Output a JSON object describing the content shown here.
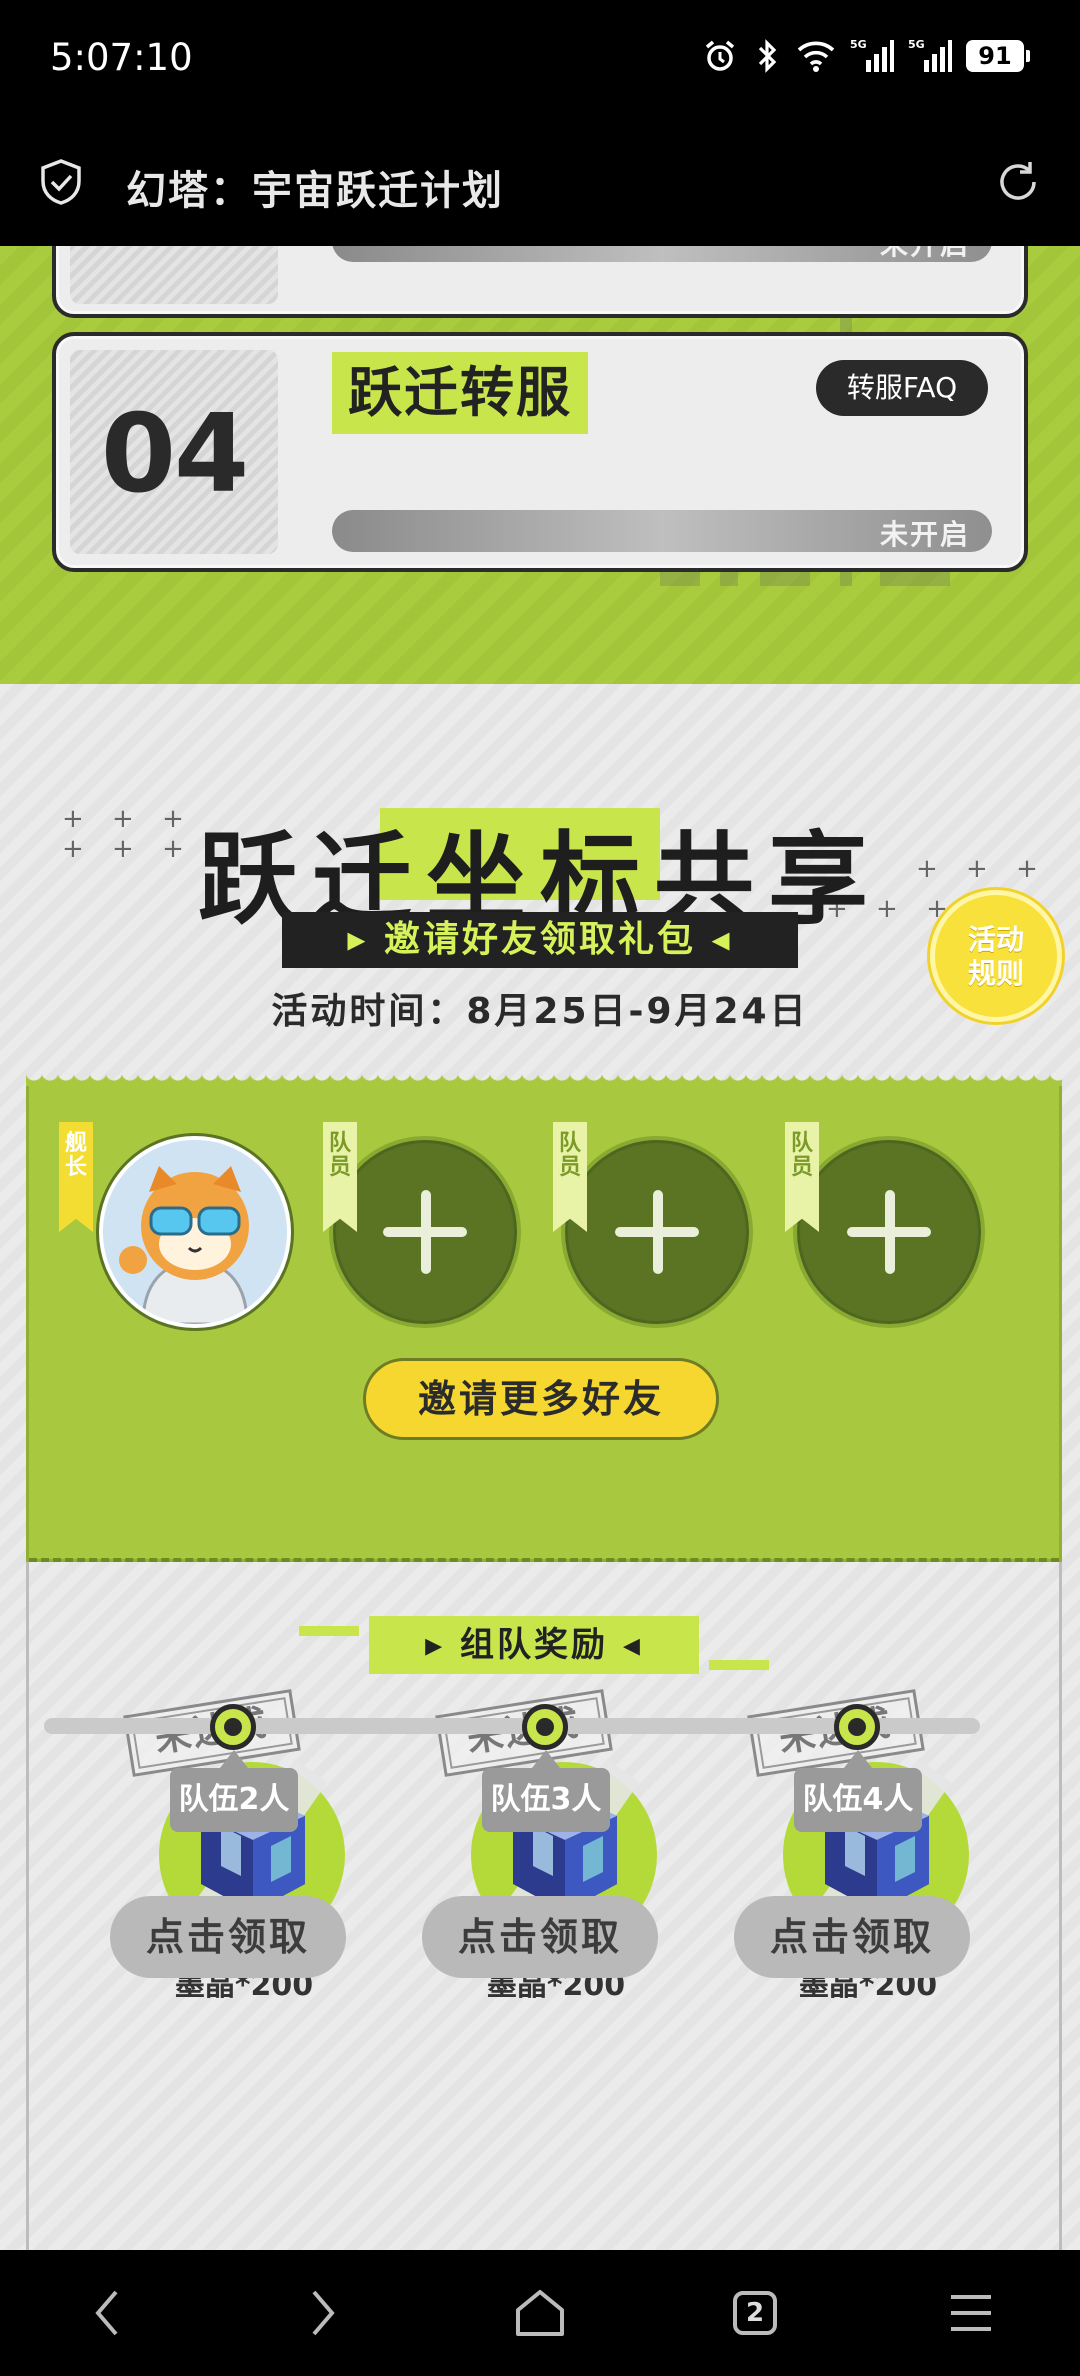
{
  "status_bar": {
    "time": "5:07:10",
    "battery": "91",
    "network_label_1": "5G",
    "network_label_2": "5G"
  },
  "title_bar": {
    "title": "幻塔：宇宙跃迁计划",
    "left_icon": "shield-check-icon",
    "right_icon": "refresh-icon"
  },
  "steps": {
    "prev": {
      "status": "未开启"
    },
    "current": {
      "number": "04",
      "title": "跃迁转服",
      "faq_label": "转服FAQ",
      "status": "未开启"
    }
  },
  "share": {
    "title_parts": [
      "跃迁",
      "坐标",
      "共享"
    ],
    "subtitle": "▸ 邀请好友领取礼包 ◂",
    "activity_time": "活动时间：8月25日-9月24日",
    "rules_line1": "活动",
    "rules_line2": "规则"
  },
  "team": {
    "members": [
      {
        "role": "舰长",
        "filled": true
      },
      {
        "role": "队员",
        "filled": false
      },
      {
        "role": "队员",
        "filled": false
      },
      {
        "role": "队员",
        "filled": false
      }
    ],
    "invite_label": "邀请更多好友"
  },
  "rewards": {
    "header": "▸ 组队奖励 ◂",
    "items": [
      {
        "stamp": "未达成",
        "name": "墨晶*200",
        "team_size": "队伍2人",
        "claim": "点击领取"
      },
      {
        "stamp": "未达成",
        "name": "墨晶*200",
        "team_size": "队伍3人",
        "claim": "点击领取"
      },
      {
        "stamp": "未达成",
        "name": "墨晶*200",
        "team_size": "队伍4人",
        "claim": "点击领取"
      }
    ]
  },
  "bottom_nav": {
    "tab_count": "2",
    "items": [
      "back-icon",
      "forward-icon",
      "home-icon",
      "tabs-icon",
      "menu-icon"
    ]
  },
  "colors": {
    "accent_green": "#c8e64c",
    "panel_green": "#a8c93f",
    "button_yellow": "#f6d730",
    "dark": "#2a2a2a"
  }
}
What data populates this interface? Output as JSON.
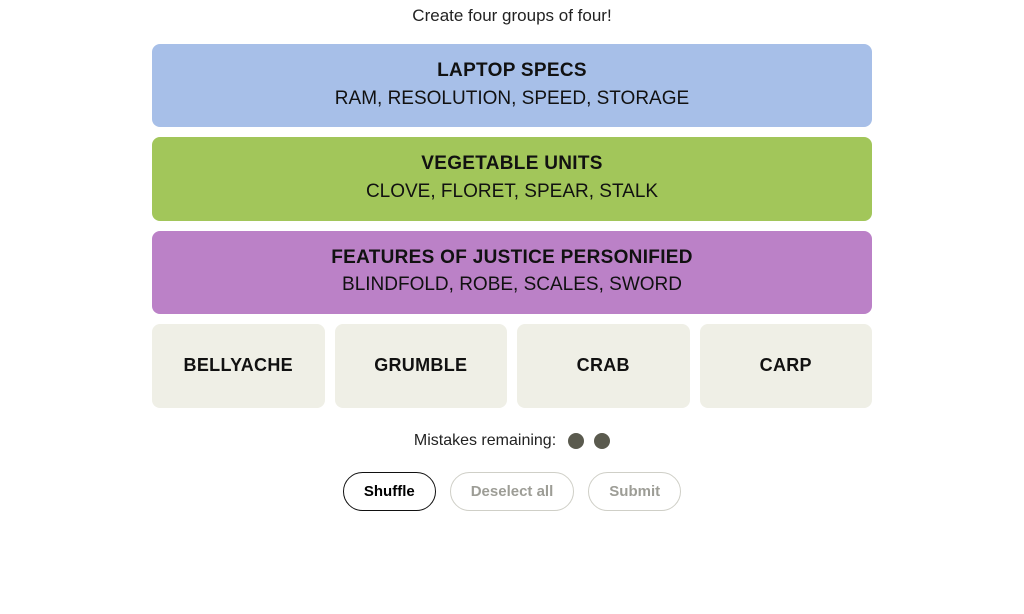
{
  "instruction": "Create four groups of four!",
  "solved": [
    {
      "color": "blue",
      "category": "LAPTOP SPECS",
      "words": "RAM, RESOLUTION, SPEED, STORAGE"
    },
    {
      "color": "green",
      "category": "VEGETABLE UNITS",
      "words": "CLOVE, FLORET, SPEAR, STALK"
    },
    {
      "color": "purple",
      "category": "FEATURES OF JUSTICE PERSONIFIED",
      "words": "BLINDFOLD, ROBE, SCALES, SWORD"
    }
  ],
  "tiles": [
    "BELLYACHE",
    "GRUMBLE",
    "CRAB",
    "CARP"
  ],
  "mistakes": {
    "label": "Mistakes remaining:",
    "remaining": 2
  },
  "controls": {
    "shuffle": "Shuffle",
    "deselect": "Deselect all",
    "submit": "Submit"
  }
}
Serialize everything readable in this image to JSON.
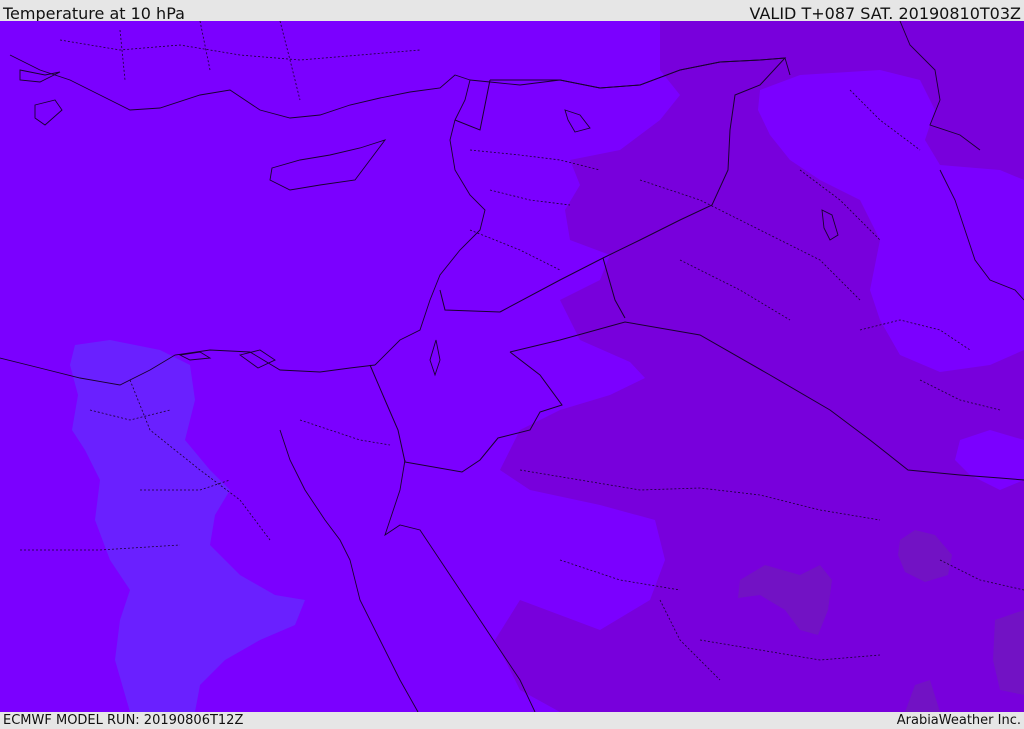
{
  "header": {
    "title": "Temperature at 10 hPa",
    "valid": "VALID T+087 SAT. 20190810T03Z"
  },
  "footer": {
    "model_run": "ECMWF MODEL RUN: 20190806T12Z",
    "credit": "ArabiaWeather Inc."
  },
  "colors": {
    "base_violet": "#7b00ff",
    "dark_violet": "#7800dc",
    "blue_violet": "#6a20ff",
    "deep_purple": "#7212c4",
    "border": "#1a0030"
  }
}
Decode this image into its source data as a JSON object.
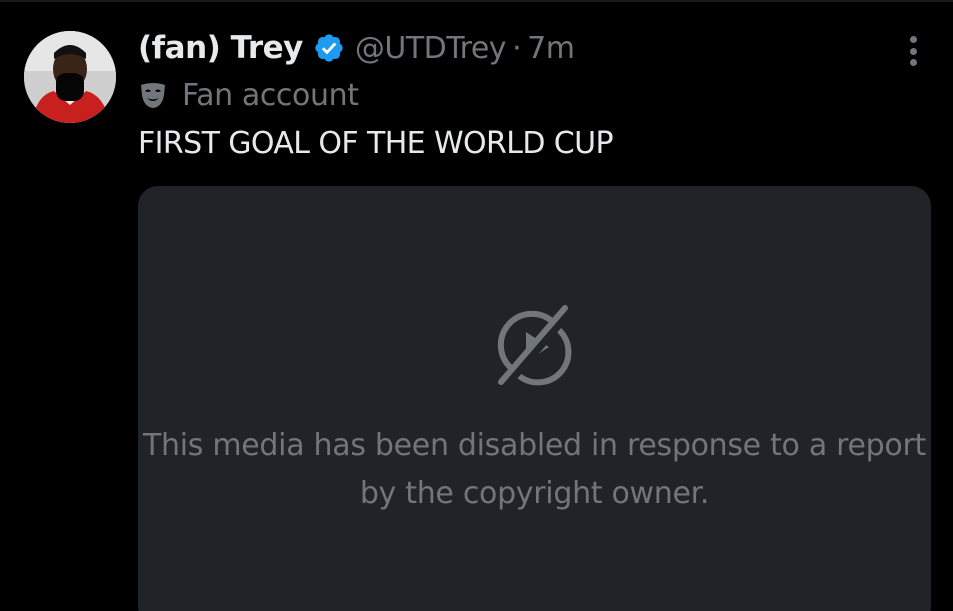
{
  "tweet": {
    "author": {
      "display_name": "(fan) Trey",
      "handle": "@UTDTrey",
      "verified": true,
      "avatar_icon": "avatar-photo"
    },
    "separator": "·",
    "timestamp": "7m",
    "account_label": {
      "icon": "mask-icon",
      "text": "Fan account"
    },
    "text": "FIRST GOAL OF THE WORLD CUP",
    "media": {
      "status_icon": "media-disabled-icon",
      "message": "This media has been disabled in response to a report by the copyright owner."
    }
  },
  "colors": {
    "background": "#000000",
    "primary_text": "#e7e9ea",
    "secondary_text": "#71767b",
    "verified_blue": "#1d9bf0",
    "media_card": "#202327"
  }
}
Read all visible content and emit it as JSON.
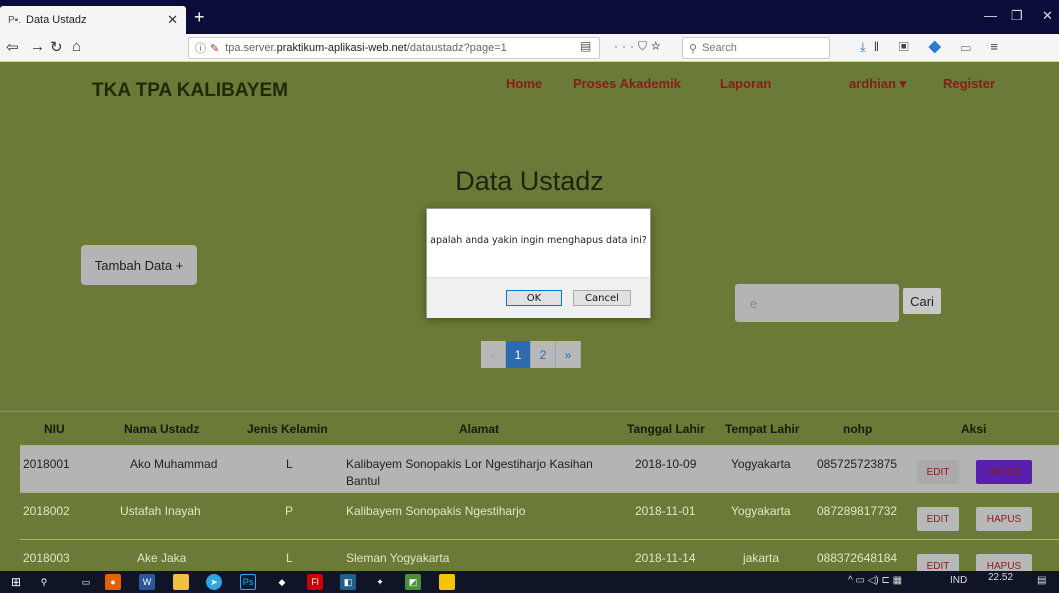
{
  "browser": {
    "tab_icon": "P▪.",
    "tab_title": "Data Ustadz",
    "url_prefix": "tpa.server.",
    "url_host": "praktikum-aplikasi-web.net",
    "url_path": "/dataustadz?page=1",
    "search_placeholder": "Search"
  },
  "header": {
    "brand": "TKA TPA KALIBAYEM",
    "menu": [
      "Home",
      "Proses Akademik",
      "Laporan",
      "ardhian ▾",
      "Register"
    ]
  },
  "page": {
    "title": "Data Ustadz",
    "add_button": "Tambah Data +",
    "search_value": "e",
    "search_button": "Cari"
  },
  "pagination": [
    "«",
    "1",
    "2",
    "»"
  ],
  "dialog": {
    "message": "apalah anda yakin ingin menghapus data ini?",
    "ok": "OK",
    "cancel": "Cancel"
  },
  "table": {
    "headers": [
      "NIU",
      "Nama Ustadz",
      "Jenis Kelamin",
      "Alamat",
      "Tanggal Lahir",
      "Tempat Lahir",
      "nohp",
      "Aksi"
    ],
    "rows": [
      [
        "2018001",
        "Ako Muhammad",
        "L",
        "Kalibayem Sonopakis Lor Ngestiharjo Kasihan Bantul",
        "2018-10-09",
        "Yogyakarta",
        "085725723875"
      ],
      [
        "2018002",
        "Ustafah Inayah",
        "P",
        "Kalibayem Sonopakis Ngestiharjo",
        "2018-11-01",
        "Yogyakarta",
        "087289817732"
      ],
      [
        "2018003",
        "Ake Jaka",
        "L",
        "Sleman Yogyakarta",
        "2018-11-14",
        "jakarta",
        "088372648184"
      ]
    ],
    "edit_label": "EDIT",
    "delete_label": "HAPUS"
  },
  "taskbar": {
    "lang": "IND",
    "time": "22.52"
  },
  "colors": {
    "page_bg": "#6b7a36",
    "menu_link": "#8a1c1c",
    "active_page": "#2b6cb0",
    "hapus_hover": "#5b1fb0"
  }
}
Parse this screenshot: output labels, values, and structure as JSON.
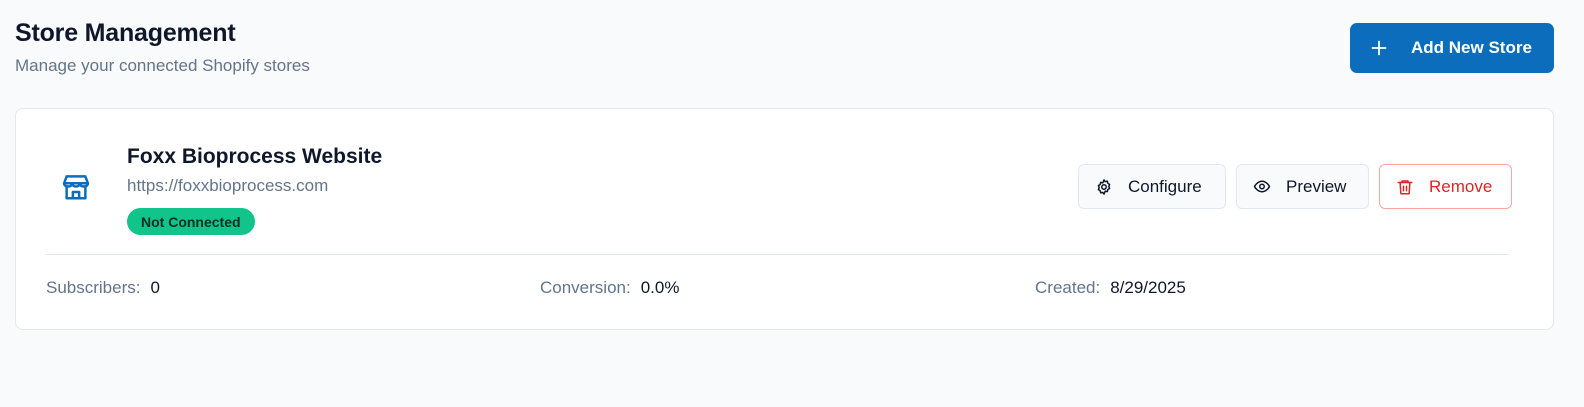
{
  "header": {
    "title": "Store Management",
    "subtitle": "Manage your connected Shopify stores",
    "add_button_label": "Add New Store",
    "add_button_icon": "plus-icon"
  },
  "colors": {
    "primary": "#0b6dbb",
    "status_not_connected": "#10c48a",
    "danger": "#dc2626",
    "muted_text": "#64748b"
  },
  "store": {
    "icon": "store-icon",
    "name": "Foxx Bioprocess Website",
    "url": "https://foxxbioprocess.com",
    "status": "Not Connected",
    "actions": {
      "configure": {
        "label": "Configure",
        "icon": "gear-icon"
      },
      "preview": {
        "label": "Preview",
        "icon": "eye-icon"
      },
      "remove": {
        "label": "Remove",
        "icon": "trash-icon"
      }
    },
    "stats": {
      "subscribers": {
        "label": "Subscribers:",
        "value": "0"
      },
      "conversion": {
        "label": "Conversion:",
        "value": "0.0%"
      },
      "created": {
        "label": "Created:",
        "value": "8/29/2025"
      }
    }
  }
}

_____

§ WHAT IS BEING ASKED
Of the lines in the listing, how many hold the word "Sonopakis"? Nothing but the number is needed.

§ FULL SOLUTION
2